Retype the material that follows, keeping every word as it is.

Items from a data source

────

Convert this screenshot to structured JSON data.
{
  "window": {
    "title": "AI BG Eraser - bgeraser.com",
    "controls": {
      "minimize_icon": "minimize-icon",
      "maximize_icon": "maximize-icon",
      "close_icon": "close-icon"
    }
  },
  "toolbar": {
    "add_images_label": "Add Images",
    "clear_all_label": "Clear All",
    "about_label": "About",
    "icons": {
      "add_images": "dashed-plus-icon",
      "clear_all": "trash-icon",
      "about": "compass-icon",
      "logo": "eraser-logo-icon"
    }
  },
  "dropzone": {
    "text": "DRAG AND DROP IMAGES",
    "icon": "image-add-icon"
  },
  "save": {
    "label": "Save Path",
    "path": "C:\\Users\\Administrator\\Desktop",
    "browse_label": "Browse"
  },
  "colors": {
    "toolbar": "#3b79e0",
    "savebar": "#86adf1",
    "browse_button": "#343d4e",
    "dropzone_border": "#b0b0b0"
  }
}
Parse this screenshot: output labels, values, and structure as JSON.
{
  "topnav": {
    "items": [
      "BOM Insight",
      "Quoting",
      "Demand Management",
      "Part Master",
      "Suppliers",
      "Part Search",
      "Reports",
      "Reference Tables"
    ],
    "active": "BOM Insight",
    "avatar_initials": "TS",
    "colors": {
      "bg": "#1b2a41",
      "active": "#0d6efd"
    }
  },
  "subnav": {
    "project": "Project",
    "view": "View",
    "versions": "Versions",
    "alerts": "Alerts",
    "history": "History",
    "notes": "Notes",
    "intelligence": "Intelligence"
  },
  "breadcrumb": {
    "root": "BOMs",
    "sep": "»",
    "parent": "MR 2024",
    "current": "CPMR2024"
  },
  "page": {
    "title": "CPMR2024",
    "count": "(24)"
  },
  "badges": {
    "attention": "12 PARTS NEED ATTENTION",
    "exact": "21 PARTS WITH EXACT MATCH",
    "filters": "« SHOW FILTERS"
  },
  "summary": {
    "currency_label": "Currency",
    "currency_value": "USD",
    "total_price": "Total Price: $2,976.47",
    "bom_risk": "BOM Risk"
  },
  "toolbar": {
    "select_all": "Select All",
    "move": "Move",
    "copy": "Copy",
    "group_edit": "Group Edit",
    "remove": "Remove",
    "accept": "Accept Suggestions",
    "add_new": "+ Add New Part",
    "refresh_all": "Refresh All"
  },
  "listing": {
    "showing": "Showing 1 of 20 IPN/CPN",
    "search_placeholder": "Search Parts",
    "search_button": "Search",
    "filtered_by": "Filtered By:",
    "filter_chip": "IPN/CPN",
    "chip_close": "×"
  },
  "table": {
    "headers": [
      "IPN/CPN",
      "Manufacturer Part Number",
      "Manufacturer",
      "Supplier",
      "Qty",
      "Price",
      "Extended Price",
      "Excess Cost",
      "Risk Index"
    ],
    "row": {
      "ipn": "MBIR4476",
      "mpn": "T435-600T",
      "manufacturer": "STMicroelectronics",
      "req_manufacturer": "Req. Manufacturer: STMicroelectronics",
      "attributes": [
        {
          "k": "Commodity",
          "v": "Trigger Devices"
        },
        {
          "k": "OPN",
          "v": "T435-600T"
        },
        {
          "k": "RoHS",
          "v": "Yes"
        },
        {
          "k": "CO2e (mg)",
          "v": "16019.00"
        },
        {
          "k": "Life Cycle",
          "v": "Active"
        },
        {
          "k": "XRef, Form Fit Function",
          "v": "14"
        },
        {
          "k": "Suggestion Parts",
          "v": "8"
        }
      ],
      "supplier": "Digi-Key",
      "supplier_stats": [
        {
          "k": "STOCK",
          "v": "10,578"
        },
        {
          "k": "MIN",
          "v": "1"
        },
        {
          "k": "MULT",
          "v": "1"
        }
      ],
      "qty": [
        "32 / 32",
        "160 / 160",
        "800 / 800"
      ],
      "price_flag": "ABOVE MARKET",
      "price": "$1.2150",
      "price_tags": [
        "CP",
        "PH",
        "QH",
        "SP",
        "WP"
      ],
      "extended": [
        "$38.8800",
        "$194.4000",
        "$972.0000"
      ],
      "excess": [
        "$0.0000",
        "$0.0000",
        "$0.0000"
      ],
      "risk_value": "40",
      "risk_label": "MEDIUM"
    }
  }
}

────

**Reply**
Convert this screenshot to structured JSON data.
{
  "window": {
    "title": "AI BG Eraser - bgeraser.com",
    "controls": {
      "minimize_icon": "minimize-icon",
      "maximize_icon": "maximize-icon",
      "close_icon": "close-icon"
    }
  },
  "toolbar": {
    "add_images_label": "Add Images",
    "clear_all_label": "Clear All",
    "about_label": "About",
    "icons": {
      "add_images": "dashed-plus-icon",
      "clear_all": "trash-icon",
      "about": "compass-icon",
      "logo": "eraser-logo-icon"
    }
  },
  "dropzone": {
    "text": "DRAG AND DROP IMAGES",
    "icon": "image-add-icon"
  },
  "save": {
    "label": "Save Path",
    "path": "C:\\Users\\Administrator\\Desktop",
    "browse_label": "Browse"
  },
  "colors": {
    "toolbar": "#3b79e0",
    "savebar": "#86adf1",
    "browse_button": "#343d4e",
    "dropzone_border": "#b0b0b0"
  }
}
Parse this screenshot: output labels, values, and structure as JSON.
{
  "topnav": {
    "items": [
      "BOM Insight",
      "Quoting",
      "Demand Management",
      "Part Master",
      "Suppliers",
      "Part Search",
      "Reports",
      "Reference Tables"
    ],
    "active": "BOM Insight",
    "avatar_initials": "TS",
    "colors": {
      "bg": "#1b2a41",
      "active": "#0d6efd"
    }
  },
  "subnav": {
    "project": "Project",
    "view": "View",
    "versions": "Versions",
    "alerts": "Alerts",
    "history": "History",
    "notes": "Notes",
    "intelligence": "Intelligence"
  },
  "breadcrumb": {
    "root": "BOMs",
    "sep": "»",
    "parent": "MR 2024",
    "current": "CPMR2024"
  },
  "page": {
    "title": "CPMR2024",
    "count": "(24)"
  },
  "badges": {
    "attention": "12 PARTS NEED ATTENTION",
    "exact": "21 PARTS WITH EXACT MATCH",
    "filters": "« SHOW FILTERS"
  },
  "summary": {
    "currency_label": "Currency",
    "currency_value": "USD",
    "total_price": "Total Price: $2,976.47",
    "bom_risk": "BOM Risk"
  },
  "toolbar": {
    "select_all": "Select All",
    "move": "Move",
    "copy": "Copy",
    "group_edit": "Group Edit",
    "remove": "Remove",
    "accept": "Accept Suggestions",
    "add_new": "+ Add New Part",
    "refresh_all": "Refresh All"
  },
  "listing": {
    "showing": "Showing 1 of 20 IPN/CPN",
    "search_placeholder": "Search Parts",
    "search_button": "Search",
    "filtered_by": "Filtered By:",
    "filter_chip": "IPN/CPN",
    "chip_close": "×"
  },
  "table": {
    "headers": [
      "IPN/CPN",
      "Manufacturer Part Number",
      "Manufacturer",
      "Supplier",
      "Qty",
      "Price",
      "Extended Price",
      "Excess Cost",
      "Risk Index"
    ],
    "row": {
      "ipn": "MBIR4476",
      "mpn": "T435-600T",
      "manufacturer": "STMicroelectronics",
      "req_manufacturer": "Req. Manufacturer: STMicroelectronics",
      "attributes": [
        {
          "k": "Commodity",
          "v": "Trigger Devices"
        },
        {
          "k": "OPN",
          "v": "T435-600T"
        },
        {
          "k": "RoHS",
          "v": "Yes"
        },
        {
          "k": "CO2e (mg)",
          "v": "16019.00"
        },
        {
          "k": "Life Cycle",
          "v": "Active"
        },
        {
          "k": "XRef, Form Fit Function",
          "v": "14"
        },
        {
          "k": "Suggestion Parts",
          "v": "8"
        }
      ],
      "supplier": "Digi-Key",
      "supplier_stats": [
        {
          "k": "STOCK",
          "v": "10,578"
        },
        {
          "k": "MIN",
          "v": "1"
        },
        {
          "k": "MULT",
          "v": "1"
        }
      ],
      "qty": [
        "32 / 32",
        "160 / 160",
        "800 / 800"
      ],
      "price_flag": "ABOVE MARKET",
      "price": "$1.2150",
      "price_tags": [
        "CP",
        "PH",
        "QH",
        "SP",
        "WP"
      ],
      "extended": [
        "$38.8800",
        "$194.4000",
        "$972.0000"
      ],
      "excess": [
        "$0.0000",
        "$0.0000",
        "$0.0000"
      ],
      "risk_value": "40",
      "risk_label": "MEDIUM"
    }
  }
}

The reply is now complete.